Return each line of the listing that contains the string "icon".

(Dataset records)

────────

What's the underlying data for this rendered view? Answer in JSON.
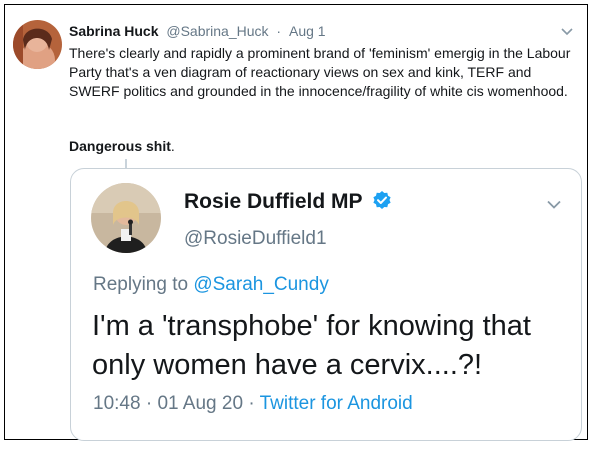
{
  "tweet": {
    "author_name": "Sabrina Huck",
    "author_handle": "@Sabrina_Huck",
    "separator": "·",
    "date": "Aug 1",
    "body_lines": [
      "There's clearly and rapidly a prominent brand of 'feminism' emergig in the Labour Party that's a ven diagram of reactionary views on sex and kink, TERF and SWERF politics and grounded in the innocence/fragility of white cis womenhood."
    ],
    "closing_bold": "Dangerous shit",
    "closing_punct": ".",
    "avatar_icon": "user-avatar-icon",
    "menu_icon": "chevron-down-icon"
  },
  "quoted": {
    "author_name": "Rosie Duffield MP",
    "author_handle": "@RosieDuffield1",
    "verified_icon": "verified-badge-icon",
    "replying_prefix": "Replying to ",
    "replying_to": "@Sarah_Cundy",
    "text": "I'm a 'transphobe' for knowing that only women have a cervix....?!",
    "time": "10:48",
    "sep1": "·",
    "date": "01 Aug 20",
    "sep2": "·",
    "source": "Twitter for Android",
    "accent_color": "#1b95e0"
  }
}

────────

● **Written answer**:
    "avatar_icon": "user-avatar-icon",
    "menu_icon": "chevron-down-icon"
    "verified_icon": "verified-badge-icon",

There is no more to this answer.